WORK TO COMPLETE: Reproduce each line exactly, including spacing and punctuation.
---------- DATA TO USE ----------
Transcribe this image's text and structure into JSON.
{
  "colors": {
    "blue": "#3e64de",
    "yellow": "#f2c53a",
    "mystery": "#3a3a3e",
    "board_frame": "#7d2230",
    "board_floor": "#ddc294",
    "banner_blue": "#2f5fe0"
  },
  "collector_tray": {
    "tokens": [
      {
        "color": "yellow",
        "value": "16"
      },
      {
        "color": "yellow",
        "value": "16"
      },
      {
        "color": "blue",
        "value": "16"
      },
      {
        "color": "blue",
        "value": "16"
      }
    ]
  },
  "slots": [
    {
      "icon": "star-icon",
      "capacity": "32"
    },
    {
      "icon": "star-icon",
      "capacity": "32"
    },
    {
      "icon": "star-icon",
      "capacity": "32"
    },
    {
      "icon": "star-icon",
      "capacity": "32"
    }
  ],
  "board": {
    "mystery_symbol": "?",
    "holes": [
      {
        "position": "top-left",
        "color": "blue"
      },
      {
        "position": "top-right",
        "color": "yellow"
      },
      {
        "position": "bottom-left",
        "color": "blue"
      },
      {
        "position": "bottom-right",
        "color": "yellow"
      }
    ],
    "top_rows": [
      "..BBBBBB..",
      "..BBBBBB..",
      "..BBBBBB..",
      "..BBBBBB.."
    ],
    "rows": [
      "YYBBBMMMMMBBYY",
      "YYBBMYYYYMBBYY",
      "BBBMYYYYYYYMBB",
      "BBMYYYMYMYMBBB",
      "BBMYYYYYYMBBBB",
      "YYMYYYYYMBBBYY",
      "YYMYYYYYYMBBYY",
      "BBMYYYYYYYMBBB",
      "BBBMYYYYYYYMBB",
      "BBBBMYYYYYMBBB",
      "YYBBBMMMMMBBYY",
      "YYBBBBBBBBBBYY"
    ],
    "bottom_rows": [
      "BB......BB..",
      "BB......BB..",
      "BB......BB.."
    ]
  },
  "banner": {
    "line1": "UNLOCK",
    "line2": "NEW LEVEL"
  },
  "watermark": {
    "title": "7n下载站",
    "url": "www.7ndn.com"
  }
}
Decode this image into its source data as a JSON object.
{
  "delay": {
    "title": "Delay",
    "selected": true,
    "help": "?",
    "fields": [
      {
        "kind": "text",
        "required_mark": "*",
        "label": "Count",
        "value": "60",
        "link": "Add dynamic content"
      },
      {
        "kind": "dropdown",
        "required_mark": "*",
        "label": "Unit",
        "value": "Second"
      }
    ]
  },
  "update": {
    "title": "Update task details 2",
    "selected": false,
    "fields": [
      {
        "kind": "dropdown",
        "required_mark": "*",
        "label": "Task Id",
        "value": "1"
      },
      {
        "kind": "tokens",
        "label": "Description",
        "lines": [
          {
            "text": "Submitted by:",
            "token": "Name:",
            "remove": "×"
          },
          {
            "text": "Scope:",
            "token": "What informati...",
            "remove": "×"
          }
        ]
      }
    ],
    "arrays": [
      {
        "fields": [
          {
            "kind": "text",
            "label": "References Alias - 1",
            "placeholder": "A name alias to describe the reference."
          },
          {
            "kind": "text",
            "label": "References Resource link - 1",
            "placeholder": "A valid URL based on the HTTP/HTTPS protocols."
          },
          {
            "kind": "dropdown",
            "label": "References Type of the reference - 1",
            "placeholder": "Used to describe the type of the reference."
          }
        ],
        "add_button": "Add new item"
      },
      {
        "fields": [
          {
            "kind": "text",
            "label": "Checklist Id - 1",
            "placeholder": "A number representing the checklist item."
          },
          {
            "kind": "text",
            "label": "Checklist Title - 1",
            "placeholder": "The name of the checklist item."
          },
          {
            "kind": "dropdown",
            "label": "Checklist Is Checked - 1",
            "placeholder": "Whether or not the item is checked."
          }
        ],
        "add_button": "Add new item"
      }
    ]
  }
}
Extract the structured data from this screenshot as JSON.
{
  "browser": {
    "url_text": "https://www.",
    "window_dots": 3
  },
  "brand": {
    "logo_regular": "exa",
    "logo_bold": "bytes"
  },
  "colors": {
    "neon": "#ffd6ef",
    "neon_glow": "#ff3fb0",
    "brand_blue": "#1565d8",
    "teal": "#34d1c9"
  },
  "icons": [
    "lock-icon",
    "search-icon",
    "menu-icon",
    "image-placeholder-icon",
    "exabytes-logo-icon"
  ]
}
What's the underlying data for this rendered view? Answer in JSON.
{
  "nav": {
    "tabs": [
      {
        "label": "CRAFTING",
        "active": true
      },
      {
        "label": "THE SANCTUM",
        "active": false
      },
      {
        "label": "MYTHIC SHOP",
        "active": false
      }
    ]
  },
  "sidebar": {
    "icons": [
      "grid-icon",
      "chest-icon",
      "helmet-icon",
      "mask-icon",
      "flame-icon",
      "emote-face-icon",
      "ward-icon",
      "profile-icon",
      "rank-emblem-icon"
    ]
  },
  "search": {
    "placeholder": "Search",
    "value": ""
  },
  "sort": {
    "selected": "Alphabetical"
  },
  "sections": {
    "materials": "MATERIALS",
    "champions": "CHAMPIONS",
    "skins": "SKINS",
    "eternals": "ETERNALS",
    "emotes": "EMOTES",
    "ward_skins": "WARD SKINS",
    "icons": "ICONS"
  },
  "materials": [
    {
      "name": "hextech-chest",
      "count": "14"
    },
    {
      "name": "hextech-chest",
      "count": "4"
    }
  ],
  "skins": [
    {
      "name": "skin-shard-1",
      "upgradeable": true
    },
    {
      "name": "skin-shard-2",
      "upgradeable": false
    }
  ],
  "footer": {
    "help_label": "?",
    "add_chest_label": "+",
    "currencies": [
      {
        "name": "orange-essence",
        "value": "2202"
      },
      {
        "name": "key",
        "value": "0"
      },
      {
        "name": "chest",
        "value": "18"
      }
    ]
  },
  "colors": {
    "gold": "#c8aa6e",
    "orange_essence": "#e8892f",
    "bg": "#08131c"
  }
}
----------
ANSWER FOR THE TASK:
Transcribe this image's text and structure into JSON.
{
  "colors": {
    "blue": "#3e64de",
    "yellow": "#f2c53a",
    "mystery": "#3a3a3e",
    "board_frame": "#7d2230",
    "board_floor": "#ddc294",
    "banner_blue": "#2f5fe0"
  },
  "collector_tray": {
    "tokens": [
      {
        "color": "yellow",
        "value": "16"
      },
      {
        "color": "yellow",
        "value": "16"
      },
      {
        "color": "blue",
        "value": "16"
      },
      {
        "color": "blue",
        "value": "16"
      }
    ]
  },
  "slots": [
    {
      "icon": "star-icon",
      "capacity": "32"
    },
    {
      "icon": "star-icon",
      "capacity": "32"
    },
    {
      "icon": "star-icon",
      "capacity": "32"
    },
    {
      "icon": "star-icon",
      "capacity": "32"
    }
  ],
  "board": {
    "mystery_symbol": "?",
    "holes": [
      {
        "position": "top-left",
        "color": "blue"
      },
      {
        "position": "top-right",
        "color": "yellow"
      },
      {
        "position": "bottom-left",
        "color": "blue"
      },
      {
        "position": "bottom-right",
        "color": "yellow"
      }
    ],
    "top_rows": [
      "..BBBBBB..",
      "..BBBBBB..",
      "..BBBBBB..",
      "..BBBBBB.."
    ],
    "rows": [
      "YYBBBMMMMMBBYY",
      "YYBBMYYYYMBBYY",
      "BBBMYYYYYYYMBB",
      "BBMYYYMYMYMBBB",
      "BBMYYYYYYMBBBB",
      "YYMYYYYYMBBBYY",
      "YYMYYYYYYMBBYY",
      "BBMYYYYYYYMBBB",
      "BBBMYYYYYYYMBB",
      "BBBBMYYYYYMBBB",
      "YYBBBMMMMMBBYY",
      "YYBBBBBBBBBBYY"
    ],
    "bottom_rows": [
      "BB......BB..",
      "BB......BB..",
      "BB......BB.."
    ]
  },
  "banner": {
    "line1": "UNLOCK",
    "line2": "NEW LEVEL"
  },
  "watermark": {
    "title": "7n下载站",
    "url": "www.7ndn.com"
  }
}
Decode this image into its source data as a JSON object.
{
  "delay": {
    "title": "Delay",
    "selected": true,
    "help": "?",
    "fields": [
      {
        "kind": "text",
        "required_mark": "*",
        "label": "Count",
        "value": "60",
        "link": "Add dynamic content"
      },
      {
        "kind": "dropdown",
        "required_mark": "*",
        "label": "Unit",
        "value": "Second"
      }
    ]
  },
  "update": {
    "title": "Update task details 2",
    "selected": false,
    "fields": [
      {
        "kind": "dropdown",
        "required_mark": "*",
        "label": "Task Id",
        "value": "1"
      },
      {
        "kind": "tokens",
        "label": "Description",
        "lines": [
          {
            "text": "Submitted by:",
            "token": "Name:",
            "remove": "×"
          },
          {
            "text": "Scope:",
            "token": "What informati...",
            "remove": "×"
          }
        ]
      }
    ],
    "arrays": [
      {
        "fields": [
          {
            "kind": "text",
            "label": "References Alias - 1",
            "placeholder": "A name alias to describe the reference."
          },
          {
            "kind": "text",
            "label": "References Resource link - 1",
            "placeholder": "A valid URL based on the HTTP/HTTPS protocols."
          },
          {
            "kind": "dropdown",
            "label": "References Type of the reference - 1",
            "placeholder": "Used to describe the type of the reference."
          }
        ],
        "add_button": "Add new item"
      },
      {
        "fields": [
          {
            "kind": "text",
            "label": "Checklist Id - 1",
            "placeholder": "A number representing the checklist item."
          },
          {
            "kind": "text",
            "label": "Checklist Title - 1",
            "placeholder": "The name of the checklist item."
          },
          {
            "kind": "dropdown",
            "label": "Checklist Is Checked - 1",
            "placeholder": "Whether or not the item is checked."
          }
        ],
        "add_button": "Add new item"
      }
    ]
  }
}
Extract the structured data from this screenshot as JSON.
{
  "browser": {
    "url_text": "https://www.",
    "window_dots": 3
  },
  "brand": {
    "logo_regular": "exa",
    "logo_bold": "bytes"
  },
  "colors": {
    "neon": "#ffd6ef",
    "neon_glow": "#ff3fb0",
    "brand_blue": "#1565d8",
    "teal": "#34d1c9"
  },
  "icons": [
    "lock-icon",
    "search-icon",
    "menu-icon",
    "image-placeholder-icon",
    "exabytes-logo-icon"
  ]
}
What's the underlying data for this rendered view? Answer in JSON.
{
  "nav": {
    "tabs": [
      {
        "label": "CRAFTING",
        "active": true
      },
      {
        "label": "THE SANCTUM",
        "active": false
      },
      {
        "label": "MYTHIC SHOP",
        "active": false
      }
    ]
  },
  "sidebar": {
    "icons": [
      "grid-icon",
      "chest-icon",
      "helmet-icon",
      "mask-icon",
      "flame-icon",
      "emote-face-icon",
      "ward-icon",
      "profile-icon",
      "rank-emblem-icon"
    ]
  },
  "search": {
    "placeholder": "Search",
    "value": ""
  },
  "sort": {
    "selected": "Alphabetical"
  },
  "sections": {
    "materials": "MATERIALS",
    "champions": "CHAMPIONS",
    "skins": "SKINS",
    "eternals": "ETERNALS",
    "emotes": "EMOTES",
    "ward_skins": "WARD SKINS",
    "icons": "ICONS"
  },
  "materials": [
    {
      "name": "hextech-chest",
      "count": "14"
    },
    {
      "name": "hextech-chest",
      "count": "4"
    }
  ],
  "skins": [
    {
      "name": "skin-shard-1",
      "upgradeable": true
    },
    {
      "name": "skin-shard-2",
      "upgradeable": false
    }
  ],
  "footer": {
    "help_label": "?",
    "add_chest_label": "+",
    "currencies": [
      {
        "name": "orange-essence",
        "value": "2202"
      },
      {
        "name": "key",
        "value": "0"
      },
      {
        "name": "chest",
        "value": "18"
      }
    ]
  },
  "colors": {
    "gold": "#c8aa6e",
    "orange_essence": "#e8892f",
    "bg": "#08131c"
  }
}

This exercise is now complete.